**Work required:** Please retype the data in full and exactly; the pictures are not part of the copy.

* START Provided material *

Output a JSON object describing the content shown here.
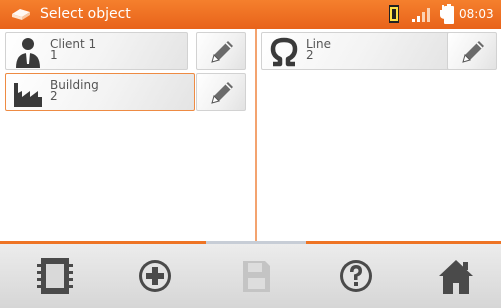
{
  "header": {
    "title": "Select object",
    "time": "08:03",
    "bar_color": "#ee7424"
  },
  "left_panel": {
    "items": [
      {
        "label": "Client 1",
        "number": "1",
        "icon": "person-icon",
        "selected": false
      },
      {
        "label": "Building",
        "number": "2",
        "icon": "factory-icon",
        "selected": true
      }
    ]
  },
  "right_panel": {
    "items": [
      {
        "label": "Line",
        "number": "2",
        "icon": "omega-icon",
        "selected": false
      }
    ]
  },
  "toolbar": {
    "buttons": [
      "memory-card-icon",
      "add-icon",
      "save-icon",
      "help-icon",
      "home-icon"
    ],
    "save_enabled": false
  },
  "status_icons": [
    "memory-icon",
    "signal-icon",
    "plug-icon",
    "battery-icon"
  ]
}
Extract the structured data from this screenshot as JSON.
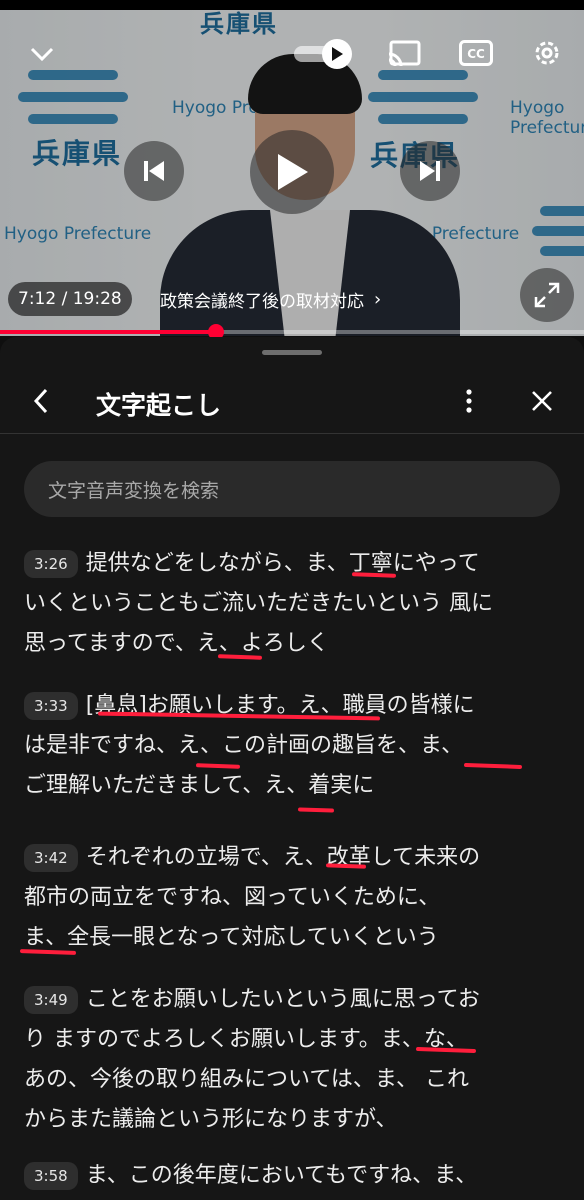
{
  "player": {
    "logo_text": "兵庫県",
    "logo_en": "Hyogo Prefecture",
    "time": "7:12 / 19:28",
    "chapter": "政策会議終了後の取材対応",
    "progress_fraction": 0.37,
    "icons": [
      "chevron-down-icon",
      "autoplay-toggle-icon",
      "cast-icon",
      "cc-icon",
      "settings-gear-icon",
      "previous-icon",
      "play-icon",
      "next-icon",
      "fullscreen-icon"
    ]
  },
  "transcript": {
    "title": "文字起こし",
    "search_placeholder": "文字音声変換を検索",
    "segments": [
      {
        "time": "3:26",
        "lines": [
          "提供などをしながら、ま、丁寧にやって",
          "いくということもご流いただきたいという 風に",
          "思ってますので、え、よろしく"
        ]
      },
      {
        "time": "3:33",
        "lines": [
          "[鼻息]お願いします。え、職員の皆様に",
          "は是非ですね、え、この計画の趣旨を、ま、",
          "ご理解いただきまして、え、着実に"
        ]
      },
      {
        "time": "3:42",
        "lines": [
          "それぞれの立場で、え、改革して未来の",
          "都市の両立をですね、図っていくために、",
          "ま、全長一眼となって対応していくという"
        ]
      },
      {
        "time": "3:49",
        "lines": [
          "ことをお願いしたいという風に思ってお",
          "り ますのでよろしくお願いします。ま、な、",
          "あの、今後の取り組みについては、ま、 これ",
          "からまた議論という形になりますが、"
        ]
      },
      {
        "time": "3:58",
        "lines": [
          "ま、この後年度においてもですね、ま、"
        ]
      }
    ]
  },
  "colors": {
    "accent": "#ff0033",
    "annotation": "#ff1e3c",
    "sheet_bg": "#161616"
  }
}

* END Provided material *

**Result for this exercise:**
Output a JSON object describing the content shown here.
{
  "header": {
    "title": "Select object",
    "time": "08:03",
    "bar_color": "#ee7424"
  },
  "left_panel": {
    "items": [
      {
        "label": "Client 1",
        "number": "1",
        "icon": "person-icon",
        "selected": false
      },
      {
        "label": "Building",
        "number": "2",
        "icon": "factory-icon",
        "selected": true
      }
    ]
  },
  "right_panel": {
    "items": [
      {
        "label": "Line",
        "number": "2",
        "icon": "omega-icon",
        "selected": false
      }
    ]
  },
  "toolbar": {
    "buttons": [
      "memory-card-icon",
      "add-icon",
      "save-icon",
      "help-icon",
      "home-icon"
    ],
    "save_enabled": false
  },
  "status_icons": [
    "memory-icon",
    "signal-icon",
    "plug-icon",
    "battery-icon"
  ]
}
Extract the structured data from this screenshot as JSON.
{
  "player": {
    "logo_text": "兵庫県",
    "logo_en": "Hyogo Prefecture",
    "time": "7:12 / 19:28",
    "chapter": "政策会議終了後の取材対応",
    "progress_fraction": 0.37,
    "icons": [
      "chevron-down-icon",
      "autoplay-toggle-icon",
      "cast-icon",
      "cc-icon",
      "settings-gear-icon",
      "previous-icon",
      "play-icon",
      "next-icon",
      "fullscreen-icon"
    ]
  },
  "transcript": {
    "title": "文字起こし",
    "search_placeholder": "文字音声変換を検索",
    "segments": [
      {
        "time": "3:26",
        "lines": [
          "提供などをしながら、ま、丁寧にやって",
          "いくということもご流いただきたいという 風に",
          "思ってますので、え、よろしく"
        ]
      },
      {
        "time": "3:33",
        "lines": [
          "[鼻息]お願いします。え、職員の皆様に",
          "は是非ですね、え、この計画の趣旨を、ま、",
          "ご理解いただきまして、え、着実に"
        ]
      },
      {
        "time": "3:42",
        "lines": [
          "それぞれの立場で、え、改革して未来の",
          "都市の両立をですね、図っていくために、",
          "ま、全長一眼となって対応していくという"
        ]
      },
      {
        "time": "3:49",
        "lines": [
          "ことをお願いしたいという風に思ってお",
          "り ますのでよろしくお願いします。ま、な、",
          "あの、今後の取り組みについては、ま、 これ",
          "からまた議論という形になりますが、"
        ]
      },
      {
        "time": "3:58",
        "lines": [
          "ま、この後年度においてもですね、ま、"
        ]
      }
    ]
  },
  "colors": {
    "accent": "#ff0033",
    "annotation": "#ff1e3c",
    "sheet_bg": "#161616"
  }
}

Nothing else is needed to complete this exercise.